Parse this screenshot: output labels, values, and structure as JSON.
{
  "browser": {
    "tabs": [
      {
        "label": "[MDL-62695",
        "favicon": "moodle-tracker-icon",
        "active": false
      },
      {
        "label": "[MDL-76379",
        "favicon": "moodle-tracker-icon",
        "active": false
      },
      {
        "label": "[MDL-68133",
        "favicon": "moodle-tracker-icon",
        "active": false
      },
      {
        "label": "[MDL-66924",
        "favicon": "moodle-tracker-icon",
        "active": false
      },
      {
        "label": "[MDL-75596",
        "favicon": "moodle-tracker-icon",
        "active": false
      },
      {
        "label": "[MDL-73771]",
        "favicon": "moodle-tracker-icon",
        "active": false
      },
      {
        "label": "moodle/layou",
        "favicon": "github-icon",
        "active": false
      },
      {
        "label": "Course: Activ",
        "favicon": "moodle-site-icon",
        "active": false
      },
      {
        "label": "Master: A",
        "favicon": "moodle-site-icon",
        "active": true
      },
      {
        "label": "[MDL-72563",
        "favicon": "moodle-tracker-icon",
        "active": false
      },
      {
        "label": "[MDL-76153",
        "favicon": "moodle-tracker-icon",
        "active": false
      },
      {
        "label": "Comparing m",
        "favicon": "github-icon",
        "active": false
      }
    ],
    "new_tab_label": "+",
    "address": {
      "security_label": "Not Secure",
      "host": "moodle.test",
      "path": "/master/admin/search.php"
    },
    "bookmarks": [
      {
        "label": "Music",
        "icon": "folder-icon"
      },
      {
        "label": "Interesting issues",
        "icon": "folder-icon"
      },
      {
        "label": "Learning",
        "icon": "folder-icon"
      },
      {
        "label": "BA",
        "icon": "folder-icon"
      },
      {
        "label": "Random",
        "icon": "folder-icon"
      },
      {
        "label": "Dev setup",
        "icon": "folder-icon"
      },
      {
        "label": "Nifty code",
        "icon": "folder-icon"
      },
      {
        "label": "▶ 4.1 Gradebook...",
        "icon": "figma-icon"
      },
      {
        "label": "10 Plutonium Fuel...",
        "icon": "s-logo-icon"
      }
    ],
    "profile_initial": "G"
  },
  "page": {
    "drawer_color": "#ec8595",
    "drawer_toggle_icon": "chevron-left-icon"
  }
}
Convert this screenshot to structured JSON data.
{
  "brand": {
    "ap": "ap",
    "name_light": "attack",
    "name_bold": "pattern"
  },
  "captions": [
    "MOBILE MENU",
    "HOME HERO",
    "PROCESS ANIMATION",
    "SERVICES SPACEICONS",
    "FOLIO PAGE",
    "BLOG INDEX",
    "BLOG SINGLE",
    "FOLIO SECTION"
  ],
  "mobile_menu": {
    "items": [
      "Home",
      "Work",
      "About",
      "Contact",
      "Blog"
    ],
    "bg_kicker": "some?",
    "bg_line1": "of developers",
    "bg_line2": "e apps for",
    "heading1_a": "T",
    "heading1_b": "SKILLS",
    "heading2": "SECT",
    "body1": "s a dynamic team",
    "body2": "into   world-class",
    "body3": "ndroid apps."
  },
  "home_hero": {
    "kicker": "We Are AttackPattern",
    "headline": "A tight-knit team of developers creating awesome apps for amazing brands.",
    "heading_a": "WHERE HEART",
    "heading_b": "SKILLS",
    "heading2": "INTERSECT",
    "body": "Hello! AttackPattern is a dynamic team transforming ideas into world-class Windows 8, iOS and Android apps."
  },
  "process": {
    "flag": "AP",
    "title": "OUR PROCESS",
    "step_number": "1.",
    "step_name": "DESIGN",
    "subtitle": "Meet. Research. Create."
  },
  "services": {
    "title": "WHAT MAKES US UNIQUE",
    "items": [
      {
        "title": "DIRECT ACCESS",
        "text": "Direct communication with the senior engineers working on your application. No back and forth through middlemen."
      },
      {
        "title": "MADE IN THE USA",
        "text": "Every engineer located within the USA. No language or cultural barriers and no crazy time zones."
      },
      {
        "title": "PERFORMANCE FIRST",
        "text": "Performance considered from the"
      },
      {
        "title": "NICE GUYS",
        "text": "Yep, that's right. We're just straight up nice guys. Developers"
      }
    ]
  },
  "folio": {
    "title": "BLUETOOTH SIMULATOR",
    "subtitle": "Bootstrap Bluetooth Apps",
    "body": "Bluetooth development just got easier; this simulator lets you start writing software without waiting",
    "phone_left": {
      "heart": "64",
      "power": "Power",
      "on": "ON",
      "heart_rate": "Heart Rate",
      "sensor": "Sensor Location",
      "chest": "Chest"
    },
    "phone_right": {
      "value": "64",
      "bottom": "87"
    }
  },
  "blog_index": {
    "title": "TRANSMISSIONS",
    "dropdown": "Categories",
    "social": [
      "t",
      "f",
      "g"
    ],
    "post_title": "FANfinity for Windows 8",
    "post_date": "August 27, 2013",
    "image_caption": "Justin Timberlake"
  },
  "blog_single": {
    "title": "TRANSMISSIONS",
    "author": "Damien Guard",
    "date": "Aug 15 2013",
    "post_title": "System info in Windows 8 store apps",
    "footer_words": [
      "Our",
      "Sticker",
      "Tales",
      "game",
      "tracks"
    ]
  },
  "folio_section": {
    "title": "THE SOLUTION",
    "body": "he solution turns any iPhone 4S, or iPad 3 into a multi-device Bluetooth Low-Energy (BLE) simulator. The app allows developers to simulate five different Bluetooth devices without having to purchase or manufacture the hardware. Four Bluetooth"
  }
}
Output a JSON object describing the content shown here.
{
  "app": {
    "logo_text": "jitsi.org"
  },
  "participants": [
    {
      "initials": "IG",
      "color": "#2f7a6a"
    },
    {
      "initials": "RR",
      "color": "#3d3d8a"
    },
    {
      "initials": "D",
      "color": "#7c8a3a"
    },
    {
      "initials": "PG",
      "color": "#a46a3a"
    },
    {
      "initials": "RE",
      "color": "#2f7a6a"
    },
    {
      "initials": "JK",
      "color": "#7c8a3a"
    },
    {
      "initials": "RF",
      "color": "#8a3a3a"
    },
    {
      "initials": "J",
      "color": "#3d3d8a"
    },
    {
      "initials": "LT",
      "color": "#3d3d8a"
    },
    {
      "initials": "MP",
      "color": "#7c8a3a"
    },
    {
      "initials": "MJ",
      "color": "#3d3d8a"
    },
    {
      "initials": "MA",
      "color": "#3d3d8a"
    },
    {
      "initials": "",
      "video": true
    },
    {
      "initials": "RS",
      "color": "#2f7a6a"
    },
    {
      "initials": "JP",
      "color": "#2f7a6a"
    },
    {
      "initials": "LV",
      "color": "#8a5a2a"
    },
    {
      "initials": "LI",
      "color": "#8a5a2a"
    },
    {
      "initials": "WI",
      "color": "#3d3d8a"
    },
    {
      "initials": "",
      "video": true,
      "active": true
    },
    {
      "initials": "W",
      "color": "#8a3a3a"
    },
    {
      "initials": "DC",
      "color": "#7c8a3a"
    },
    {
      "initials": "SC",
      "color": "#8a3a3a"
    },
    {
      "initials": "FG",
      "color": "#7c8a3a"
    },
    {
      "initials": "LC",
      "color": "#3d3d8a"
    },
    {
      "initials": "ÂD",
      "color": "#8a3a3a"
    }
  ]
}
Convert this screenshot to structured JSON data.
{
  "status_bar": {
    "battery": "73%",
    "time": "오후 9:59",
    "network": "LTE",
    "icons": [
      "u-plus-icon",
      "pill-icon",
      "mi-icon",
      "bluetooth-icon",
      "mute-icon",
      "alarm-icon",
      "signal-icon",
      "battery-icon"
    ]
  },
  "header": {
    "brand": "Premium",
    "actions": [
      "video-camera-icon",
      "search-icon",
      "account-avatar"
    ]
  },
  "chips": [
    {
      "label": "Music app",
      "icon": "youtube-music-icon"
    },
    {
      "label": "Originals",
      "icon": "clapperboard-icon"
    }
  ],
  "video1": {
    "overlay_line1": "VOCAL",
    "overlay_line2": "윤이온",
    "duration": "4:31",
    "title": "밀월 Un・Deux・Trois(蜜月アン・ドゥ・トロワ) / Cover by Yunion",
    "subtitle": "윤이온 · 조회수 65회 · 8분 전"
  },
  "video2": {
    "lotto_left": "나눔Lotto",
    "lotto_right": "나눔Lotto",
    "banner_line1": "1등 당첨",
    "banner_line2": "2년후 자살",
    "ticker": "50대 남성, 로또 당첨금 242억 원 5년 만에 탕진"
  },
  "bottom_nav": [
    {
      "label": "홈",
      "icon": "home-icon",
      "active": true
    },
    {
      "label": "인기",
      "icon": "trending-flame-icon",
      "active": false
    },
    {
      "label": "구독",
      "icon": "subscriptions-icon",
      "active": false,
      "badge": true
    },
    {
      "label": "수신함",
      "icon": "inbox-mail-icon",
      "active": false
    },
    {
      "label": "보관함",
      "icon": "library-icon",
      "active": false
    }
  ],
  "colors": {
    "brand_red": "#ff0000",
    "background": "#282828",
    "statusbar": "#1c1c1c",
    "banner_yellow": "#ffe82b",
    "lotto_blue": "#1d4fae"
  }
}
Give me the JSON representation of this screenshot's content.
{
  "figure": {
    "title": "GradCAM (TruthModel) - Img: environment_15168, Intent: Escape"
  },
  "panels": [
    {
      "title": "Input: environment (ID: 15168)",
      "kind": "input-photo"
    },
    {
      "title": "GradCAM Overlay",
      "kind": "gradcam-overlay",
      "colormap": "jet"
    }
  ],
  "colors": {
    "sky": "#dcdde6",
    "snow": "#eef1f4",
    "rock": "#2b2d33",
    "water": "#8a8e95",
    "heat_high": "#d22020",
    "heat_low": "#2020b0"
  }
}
▬▬▬▬▬▬▬▬▬▬
## GIVEN TASK:
Copy out the lines starting at the one containing "Give me the" and ending with the last line of the entries. Include nothing else.

## FULL OUTPUT:
Give me the JSON representation of this screenshot's content.
{
  "figure": {
    "title": "GradCAM (TruthModel) - Img: environment_15168, Intent: Escape"
  },
  "panels": [
    {
      "title": "Input: environment (ID: 15168)",
      "kind": "input-photo"
    },
    {
      "title": "GradCAM Overlay",
      "kind": "gradcam-overlay",
      "colormap": "jet"
    }
  ],
  "colors": {
    "sky": "#dcdde6",
    "snow": "#eef1f4",
    "rock": "#2b2d33",
    "water": "#8a8e95",
    "heat_high": "#d22020",
    "heat_low": "#2020b0"
  }
}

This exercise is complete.